((

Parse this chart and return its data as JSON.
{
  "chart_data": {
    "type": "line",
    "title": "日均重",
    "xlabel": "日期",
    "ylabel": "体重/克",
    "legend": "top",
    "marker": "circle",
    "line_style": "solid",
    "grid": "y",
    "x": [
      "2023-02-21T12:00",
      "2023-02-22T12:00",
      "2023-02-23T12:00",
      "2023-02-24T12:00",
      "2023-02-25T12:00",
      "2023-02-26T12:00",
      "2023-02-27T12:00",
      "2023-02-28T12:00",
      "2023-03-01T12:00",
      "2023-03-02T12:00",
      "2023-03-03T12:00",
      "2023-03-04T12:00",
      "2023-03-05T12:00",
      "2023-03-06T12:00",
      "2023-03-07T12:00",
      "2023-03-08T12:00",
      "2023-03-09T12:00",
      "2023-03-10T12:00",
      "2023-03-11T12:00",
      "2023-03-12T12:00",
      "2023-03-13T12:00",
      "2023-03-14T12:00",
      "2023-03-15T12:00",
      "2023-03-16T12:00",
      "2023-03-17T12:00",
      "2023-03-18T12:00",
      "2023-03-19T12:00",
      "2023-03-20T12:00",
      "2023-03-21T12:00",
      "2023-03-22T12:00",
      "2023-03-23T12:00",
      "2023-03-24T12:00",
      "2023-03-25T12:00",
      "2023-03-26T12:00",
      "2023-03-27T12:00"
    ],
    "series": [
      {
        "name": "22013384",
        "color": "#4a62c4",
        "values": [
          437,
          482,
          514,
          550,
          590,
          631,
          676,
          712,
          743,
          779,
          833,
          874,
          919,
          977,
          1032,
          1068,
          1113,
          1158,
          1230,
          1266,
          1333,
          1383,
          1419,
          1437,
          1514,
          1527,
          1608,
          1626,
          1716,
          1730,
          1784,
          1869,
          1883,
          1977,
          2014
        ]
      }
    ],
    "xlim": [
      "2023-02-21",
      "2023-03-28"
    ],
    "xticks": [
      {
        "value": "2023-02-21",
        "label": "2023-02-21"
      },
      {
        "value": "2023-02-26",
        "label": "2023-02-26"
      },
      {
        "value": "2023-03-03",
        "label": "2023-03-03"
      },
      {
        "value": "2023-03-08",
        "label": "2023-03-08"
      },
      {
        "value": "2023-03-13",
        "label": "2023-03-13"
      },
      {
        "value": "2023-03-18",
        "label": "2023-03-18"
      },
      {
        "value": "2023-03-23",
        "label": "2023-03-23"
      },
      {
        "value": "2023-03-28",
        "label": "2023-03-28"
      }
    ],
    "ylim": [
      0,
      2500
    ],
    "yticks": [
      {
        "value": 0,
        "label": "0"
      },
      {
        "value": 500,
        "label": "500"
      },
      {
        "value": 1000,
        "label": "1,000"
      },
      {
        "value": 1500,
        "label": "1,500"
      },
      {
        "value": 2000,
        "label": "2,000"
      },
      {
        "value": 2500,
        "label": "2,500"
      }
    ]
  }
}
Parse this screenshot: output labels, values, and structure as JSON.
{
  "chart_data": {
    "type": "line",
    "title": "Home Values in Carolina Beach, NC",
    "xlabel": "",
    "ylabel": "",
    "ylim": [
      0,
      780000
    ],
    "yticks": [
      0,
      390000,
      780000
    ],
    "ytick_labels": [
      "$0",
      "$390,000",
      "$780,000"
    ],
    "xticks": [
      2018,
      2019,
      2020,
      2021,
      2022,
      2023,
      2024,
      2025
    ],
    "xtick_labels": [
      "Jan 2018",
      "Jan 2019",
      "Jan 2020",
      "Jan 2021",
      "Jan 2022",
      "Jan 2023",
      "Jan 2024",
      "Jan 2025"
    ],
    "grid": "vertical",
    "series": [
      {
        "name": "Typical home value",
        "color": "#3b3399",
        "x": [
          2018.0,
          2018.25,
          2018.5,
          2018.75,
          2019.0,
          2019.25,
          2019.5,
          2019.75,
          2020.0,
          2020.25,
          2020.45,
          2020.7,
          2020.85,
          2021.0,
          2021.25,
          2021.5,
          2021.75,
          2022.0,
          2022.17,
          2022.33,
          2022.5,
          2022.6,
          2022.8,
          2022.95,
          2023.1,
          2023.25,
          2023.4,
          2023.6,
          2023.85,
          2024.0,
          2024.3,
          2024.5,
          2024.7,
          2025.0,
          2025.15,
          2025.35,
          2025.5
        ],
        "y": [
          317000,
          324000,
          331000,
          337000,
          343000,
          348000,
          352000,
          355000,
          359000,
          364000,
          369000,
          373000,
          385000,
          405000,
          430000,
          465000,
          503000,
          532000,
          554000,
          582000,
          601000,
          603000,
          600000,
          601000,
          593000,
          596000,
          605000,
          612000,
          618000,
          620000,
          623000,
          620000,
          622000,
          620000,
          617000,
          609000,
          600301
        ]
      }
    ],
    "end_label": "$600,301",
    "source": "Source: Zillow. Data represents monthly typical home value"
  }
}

))

Write an exact transcription of every entry above.

Full output
Parse this chart and return its data as JSON.
{
  "chart_data": {
    "type": "line",
    "title": "日均重",
    "xlabel": "日期",
    "ylabel": "体重/克",
    "legend": "top",
    "marker": "circle",
    "line_style": "solid",
    "grid": "y",
    "x": [
      "2023-02-21T12:00",
      "2023-02-22T12:00",
      "2023-02-23T12:00",
      "2023-02-24T12:00",
      "2023-02-25T12:00",
      "2023-02-26T12:00",
      "2023-02-27T12:00",
      "2023-02-28T12:00",
      "2023-03-01T12:00",
      "2023-03-02T12:00",
      "2023-03-03T12:00",
      "2023-03-04T12:00",
      "2023-03-05T12:00",
      "2023-03-06T12:00",
      "2023-03-07T12:00",
      "2023-03-08T12:00",
      "2023-03-09T12:00",
      "2023-03-10T12:00",
      "2023-03-11T12:00",
      "2023-03-12T12:00",
      "2023-03-13T12:00",
      "2023-03-14T12:00",
      "2023-03-15T12:00",
      "2023-03-16T12:00",
      "2023-03-17T12:00",
      "2023-03-18T12:00",
      "2023-03-19T12:00",
      "2023-03-20T12:00",
      "2023-03-21T12:00",
      "2023-03-22T12:00",
      "2023-03-23T12:00",
      "2023-03-24T12:00",
      "2023-03-25T12:00",
      "2023-03-26T12:00",
      "2023-03-27T12:00"
    ],
    "series": [
      {
        "name": "22013384",
        "color": "#4a62c4",
        "values": [
          437,
          482,
          514,
          550,
          590,
          631,
          676,
          712,
          743,
          779,
          833,
          874,
          919,
          977,
          1032,
          1068,
          1113,
          1158,
          1230,
          1266,
          1333,
          1383,
          1419,
          1437,
          1514,
          1527,
          1608,
          1626,
          1716,
          1730,
          1784,
          1869,
          1883,
          1977,
          2014
        ]
      }
    ],
    "xlim": [
      "2023-02-21",
      "2023-03-28"
    ],
    "xticks": [
      {
        "value": "2023-02-21",
        "label": "2023-02-21"
      },
      {
        "value": "2023-02-26",
        "label": "2023-02-26"
      },
      {
        "value": "2023-03-03",
        "label": "2023-03-03"
      },
      {
        "value": "2023-03-08",
        "label": "2023-03-08"
      },
      {
        "value": "2023-03-13",
        "label": "2023-03-13"
      },
      {
        "value": "2023-03-18",
        "label": "2023-03-18"
      },
      {
        "value": "2023-03-23",
        "label": "2023-03-23"
      },
      {
        "value": "2023-03-28",
        "label": "2023-03-28"
      }
    ],
    "ylim": [
      0,
      2500
    ],
    "yticks": [
      {
        "value": 0,
        "label": "0"
      },
      {
        "value": 500,
        "label": "500"
      },
      {
        "value": 1000,
        "label": "1,000"
      },
      {
        "value": 1500,
        "label": "1,500"
      },
      {
        "value": 2000,
        "label": "2,000"
      },
      {
        "value": 2500,
        "label": "2,500"
      }
    ]
  }
}
Parse this screenshot: output labels, values, and structure as JSON.
{
  "chart_data": {
    "type": "line",
    "title": "Home Values in Carolina Beach, NC",
    "xlabel": "",
    "ylabel": "",
    "ylim": [
      0,
      780000
    ],
    "yticks": [
      0,
      390000,
      780000
    ],
    "ytick_labels": [
      "$0",
      "$390,000",
      "$780,000"
    ],
    "xticks": [
      2018,
      2019,
      2020,
      2021,
      2022,
      2023,
      2024,
      2025
    ],
    "xtick_labels": [
      "Jan 2018",
      "Jan 2019",
      "Jan 2020",
      "Jan 2021",
      "Jan 2022",
      "Jan 2023",
      "Jan 2024",
      "Jan 2025"
    ],
    "grid": "vertical",
    "series": [
      {
        "name": "Typical home value",
        "color": "#3b3399",
        "x": [
          2018.0,
          2018.25,
          2018.5,
          2018.75,
          2019.0,
          2019.25,
          2019.5,
          2019.75,
          2020.0,
          2020.25,
          2020.45,
          2020.7,
          2020.85,
          2021.0,
          2021.25,
          2021.5,
          2021.75,
          2022.0,
          2022.17,
          2022.33,
          2022.5,
          2022.6,
          2022.8,
          2022.95,
          2023.1,
          2023.25,
          2023.4,
          2023.6,
          2023.85,
          2024.0,
          2024.3,
          2024.5,
          2024.7,
          2025.0,
          2025.15,
          2025.35,
          2025.5
        ],
        "y": [
          317000,
          324000,
          331000,
          337000,
          343000,
          348000,
          352000,
          355000,
          359000,
          364000,
          369000,
          373000,
          385000,
          405000,
          430000,
          465000,
          503000,
          532000,
          554000,
          582000,
          601000,
          603000,
          600000,
          601000,
          593000,
          596000,
          605000,
          612000,
          618000,
          620000,
          623000,
          620000,
          622000,
          620000,
          617000,
          609000,
          600301
        ]
      }
    ],
    "end_label": "$600,301",
    "source": "Source: Zillow. Data represents monthly typical home value"
  }
}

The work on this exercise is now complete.